#### GIVEN RECORDS
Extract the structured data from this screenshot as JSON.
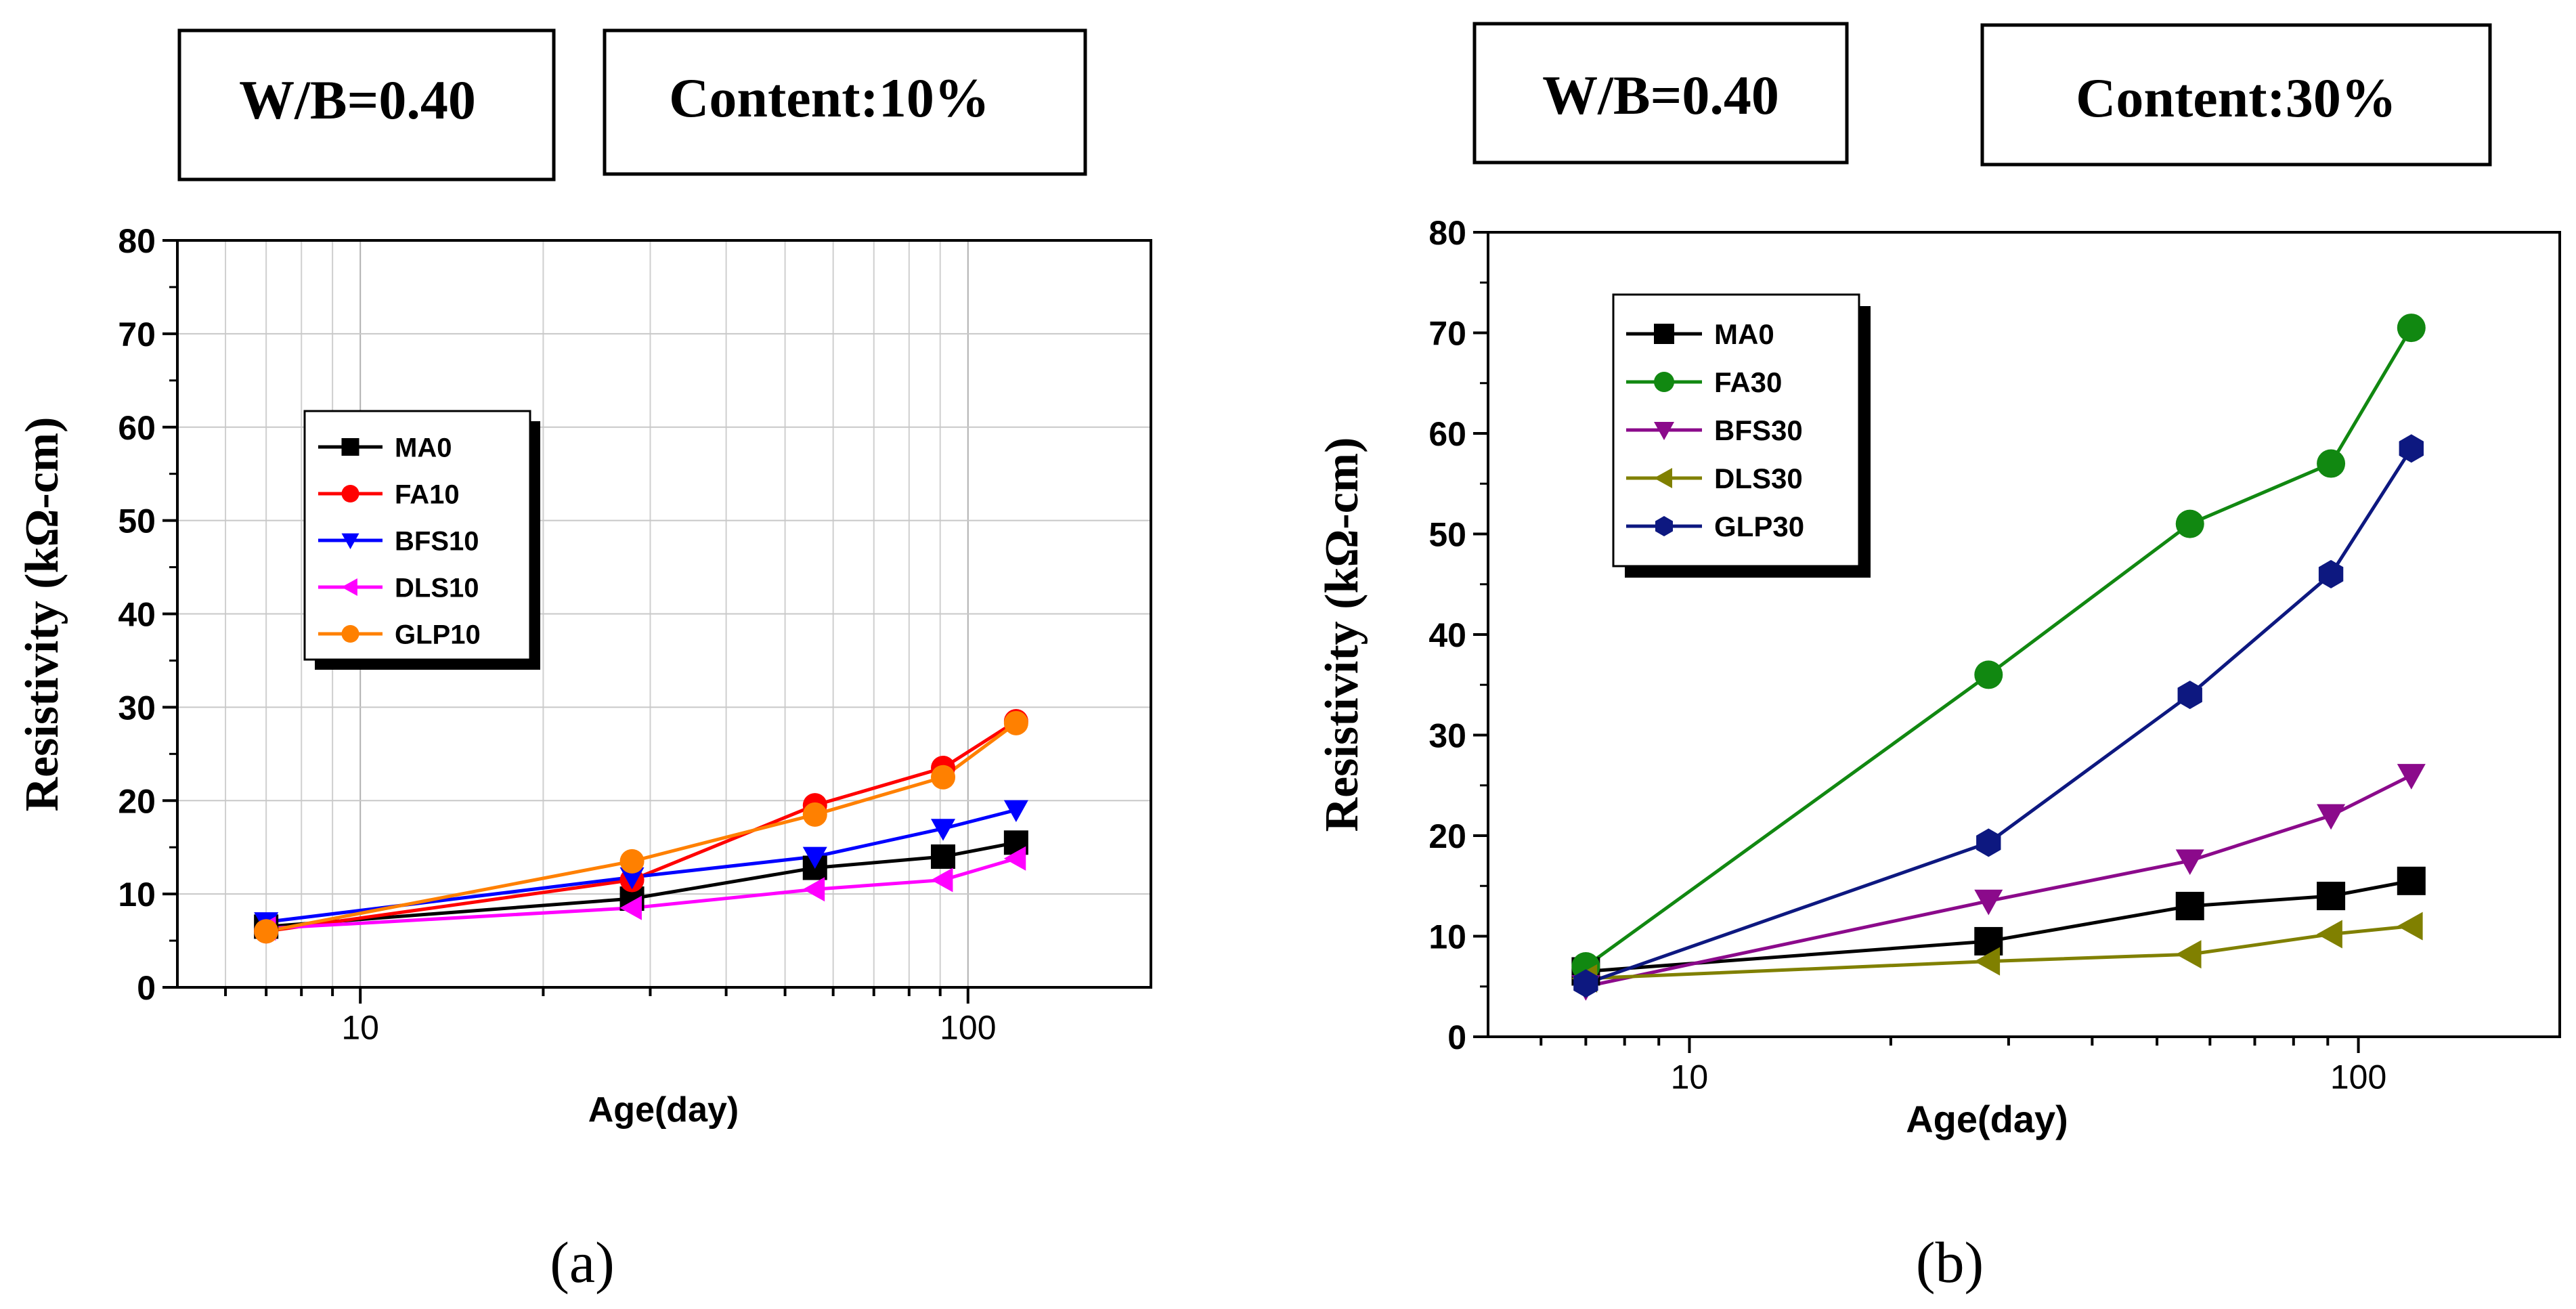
{
  "panels": [
    {
      "caption": "(a)",
      "boxes": [
        "W/B=0.40",
        "Content:10%"
      ],
      "chart_data": {
        "type": "line",
        "xscale": "log",
        "xlabel": "Age(day)",
        "ylabel": "Resistivity (kΩ-cm)",
        "xlim": [
          5,
          200
        ],
        "ylim": [
          0,
          80
        ],
        "x_ticks": [
          10,
          100
        ],
        "y_ticks": [
          0,
          10,
          20,
          30,
          40,
          50,
          60,
          70,
          80
        ],
        "grid": true,
        "legend_position": "upper-left",
        "x": [
          7,
          28,
          56,
          91,
          120
        ],
        "series": [
          {
            "name": "MA0",
            "color": "#000000",
            "marker": "square",
            "values": [
              6.5,
              9.5,
              12.8,
              14,
              15.5
            ]
          },
          {
            "name": "FA10",
            "color": "#ff0000",
            "marker": "circle",
            "values": [
              6,
              11.5,
              19.5,
              23.5,
              28.5
            ]
          },
          {
            "name": "BFS10",
            "color": "#0000ff",
            "marker": "triangle-down",
            "values": [
              7,
              11.8,
              14,
              17,
              19
            ]
          },
          {
            "name": "DLS10",
            "color": "#ff00ff",
            "marker": "triangle-left",
            "values": [
              6.3,
              8.5,
              10.5,
              11.5,
              13.8
            ]
          },
          {
            "name": "GLP10",
            "color": "#ff8000",
            "marker": "circle",
            "values": [
              6,
              13.5,
              18.5,
              22.5,
              28.3
            ]
          }
        ]
      }
    },
    {
      "caption": "(b)",
      "boxes": [
        "W/B=0.40",
        "Content:30%"
      ],
      "chart_data": {
        "type": "line",
        "xscale": "log",
        "xlabel": "Age(day)",
        "ylabel": "Resistivity (kΩ-cm)",
        "xlim": [
          5,
          200
        ],
        "ylim": [
          0,
          80
        ],
        "x_ticks": [
          10,
          100
        ],
        "y_ticks": [
          0,
          10,
          20,
          30,
          40,
          50,
          60,
          70,
          80
        ],
        "grid": false,
        "legend_position": "upper-left",
        "x": [
          7,
          28,
          56,
          91,
          120
        ],
        "series": [
          {
            "name": "MA0",
            "color": "#000000",
            "marker": "square",
            "values": [
              6.5,
              9.5,
              13,
              14,
              15.5
            ]
          },
          {
            "name": "FA30",
            "color": "#118811",
            "marker": "circle",
            "values": [
              7,
              36,
              51,
              57,
              70.5
            ]
          },
          {
            "name": "BFS30",
            "color": "#8b0a8b",
            "marker": "triangle-down",
            "values": [
              5,
              13.5,
              17.5,
              22,
              26
            ]
          },
          {
            "name": "DLS30",
            "color": "#808000",
            "marker": "triangle-left",
            "values": [
              5.8,
              7.5,
              8.2,
              10.2,
              11
            ]
          },
          {
            "name": "GLP30",
            "color": "#0d1880",
            "marker": "hexagon",
            "values": [
              5.3,
              19.3,
              34,
              46,
              58.5
            ]
          }
        ]
      }
    }
  ]
}
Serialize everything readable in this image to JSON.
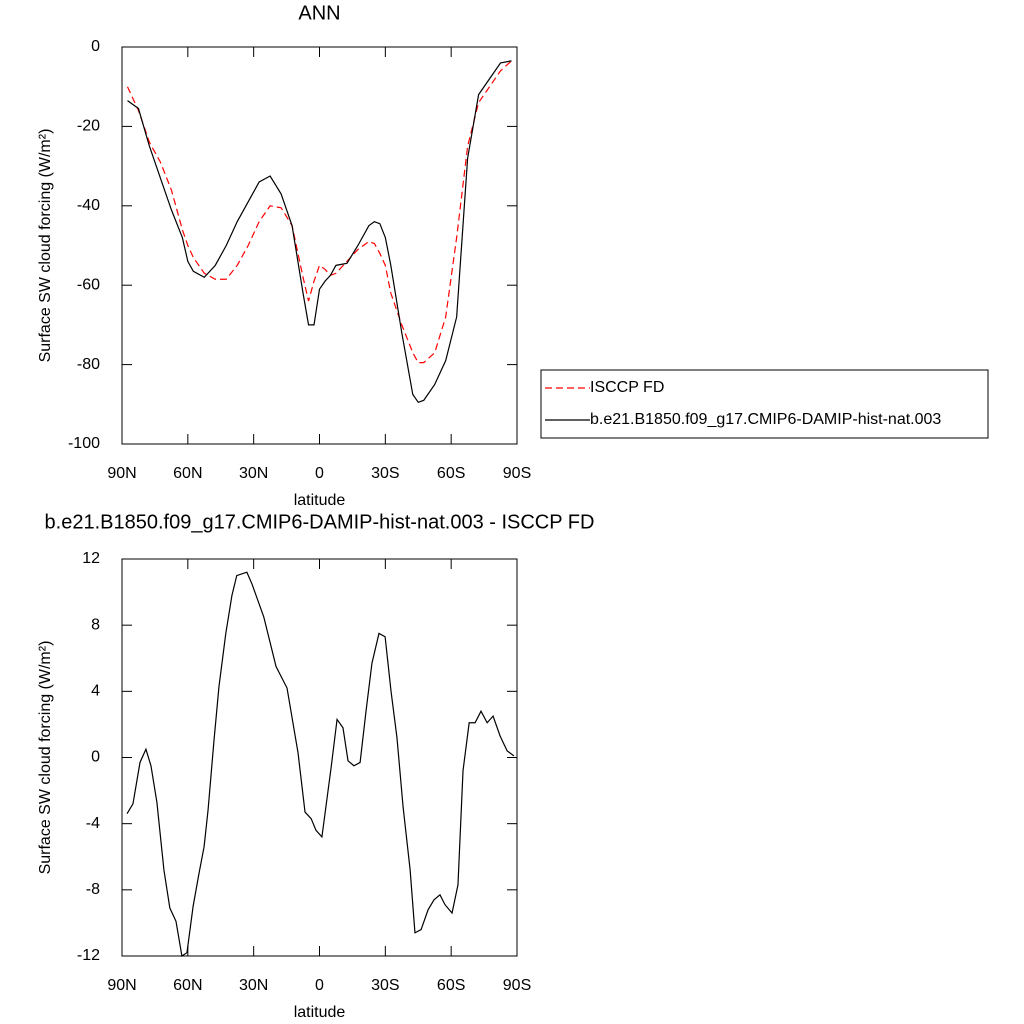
{
  "chart_data": [
    {
      "type": "line",
      "title": "ANN",
      "x_label": "latitude",
      "y_label": "Surface SW cloud forcing (W/m²)",
      "x": [
        87.5,
        82.5,
        77.5,
        72.5,
        67.5,
        62.5,
        60,
        57.5,
        52.5,
        47.5,
        42.5,
        37.5,
        32.5,
        27.5,
        22.5,
        17.5,
        12.5,
        7.5,
        5,
        2.5,
        0,
        -2.5,
        -5,
        -7.5,
        -12.5,
        -17.5,
        -22.5,
        -25,
        -27.5,
        -30,
        -32.5,
        -37.5,
        -42.5,
        -45,
        -47.5,
        -52.5,
        -57.5,
        -62.5,
        -67.5,
        -72.5,
        -77.5,
        -82.5,
        -87.5
      ],
      "series": [
        {
          "name": "ISCCP FD",
          "color": "#ff0000",
          "style": "dashed",
          "values": [
            -10,
            -16,
            -24,
            -29,
            -36,
            -46,
            -50,
            -53,
            -57,
            -58.5,
            -58.5,
            -55,
            -50,
            -44,
            -40,
            -40.5,
            -45,
            -58,
            -64,
            -59,
            -55,
            -56,
            -57.5,
            -57,
            -54,
            -51,
            -49,
            -49.5,
            -52,
            -55,
            -62,
            -70,
            -77,
            -79.5,
            -79.5,
            -77,
            -68,
            -48,
            -25,
            -14,
            -10,
            -6,
            -3.5
          ]
        },
        {
          "name": "b.e21.B1850.f09_g17.CMIP6-DAMIP-hist-nat.003",
          "color": "#000000",
          "style": "solid",
          "values": [
            -13.5,
            -15.5,
            -25,
            -33,
            -41,
            -48,
            -54,
            -56.5,
            -58,
            -55,
            -50,
            -44,
            -39,
            -34,
            -32.5,
            -37,
            -45,
            -62,
            -70,
            -70,
            -61,
            -59,
            -57.5,
            -55,
            -54.5,
            -50,
            -45,
            -44,
            -44.5,
            -48,
            -55,
            -72,
            -87.5,
            -89.5,
            -89,
            -85,
            -79,
            -68,
            -28,
            -12,
            -8,
            -4,
            -3.5
          ]
        }
      ],
      "xlim": [
        90,
        -90
      ],
      "xticks": [
        {
          "value": 90,
          "label": "90N"
        },
        {
          "value": 60,
          "label": "60N"
        },
        {
          "value": 30,
          "label": "30N"
        },
        0,
        {
          "value": -30,
          "label": "30S"
        },
        {
          "value": -60,
          "label": "60S"
        },
        {
          "value": -90,
          "label": "90S"
        }
      ],
      "ylim": [
        -100,
        0
      ],
      "yticks": [
        0,
        -20,
        -40,
        -60,
        -80,
        -100
      ],
      "legend": "right"
    },
    {
      "type": "line",
      "title": "b.e21.B1850.f09_g17.CMIP6-DAMIP-hist-nat.003 - ISCCP FD",
      "x_label": "latitude",
      "y_label": "Surface SW cloud forcing (W/m²)",
      "x": [
        87.7,
        85.0,
        81.8,
        79.1,
        76.8,
        74.1,
        70.9,
        68.2,
        65.4,
        62.7,
        60.4,
        57.6,
        54.9,
        52.6,
        50.8,
        48.1,
        45.8,
        42.7,
        39.9,
        37.7,
        33.1,
        30.8,
        25.4,
        19.8,
        14.8,
        9.8,
        6.6,
        3.8,
        1.6,
        -1.1,
        -5.3,
        -8.0,
        -10.7,
        -13.0,
        -15.7,
        -18.5,
        -21.2,
        -23.9,
        -27.1,
        -29.9,
        -32.6,
        -35.3,
        -38.1,
        -41.3,
        -43.5,
        -46.3,
        -49.5,
        -52.2,
        -54.9,
        -57.2,
        -60.4,
        -63.1,
        -65.4,
        -68.2,
        -70.9,
        -73.6,
        -76.4,
        -79.1,
        -82.3,
        -85.5,
        -88.6
      ],
      "series": [
        {
          "color": "#000000",
          "style": "solid",
          "values": [
            -3.4,
            -2.8,
            -0.3,
            0.5,
            -0.5,
            -2.7,
            -6.8,
            -9.1,
            -9.9,
            -12,
            -11.8,
            -9,
            -7,
            -5.4,
            -3.2,
            1,
            4.3,
            7.5,
            9.8,
            11,
            11.2,
            10.5,
            8.5,
            5.5,
            4.2,
            0.3,
            -3.3,
            -3.7,
            -4.4,
            -4.8,
            -0.6,
            2.3,
            1.8,
            -0.2,
            -0.5,
            -0.3,
            2.8,
            5.7,
            7.5,
            7.3,
            4,
            1.2,
            -3,
            -6.8,
            -10.6,
            -10.4,
            -9.2,
            -8.6,
            -8.3,
            -8.9,
            -9.4,
            -7.7,
            -0.8,
            2.1,
            2.1,
            2.8,
            2.1,
            2.5,
            1.3,
            0.4,
            0.1
          ]
        }
      ],
      "xlim": [
        90,
        -90
      ],
      "xticks": [
        {
          "value": 90,
          "label": "90N"
        },
        {
          "value": 60,
          "label": "60N"
        },
        {
          "value": 30,
          "label": "30N"
        },
        0,
        {
          "value": -30,
          "label": "30S"
        },
        {
          "value": -60,
          "label": "60S"
        },
        {
          "value": -90,
          "label": "90S"
        }
      ],
      "ylim": [
        -12,
        12
      ],
      "yticks": [
        12,
        8,
        4,
        0,
        -4,
        -8,
        -12
      ]
    }
  ]
}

#### DESCRIPTION OF THE TASK
Only the number is wanted: how many lines contain the string "this"?

#### TASK SOLUTION
2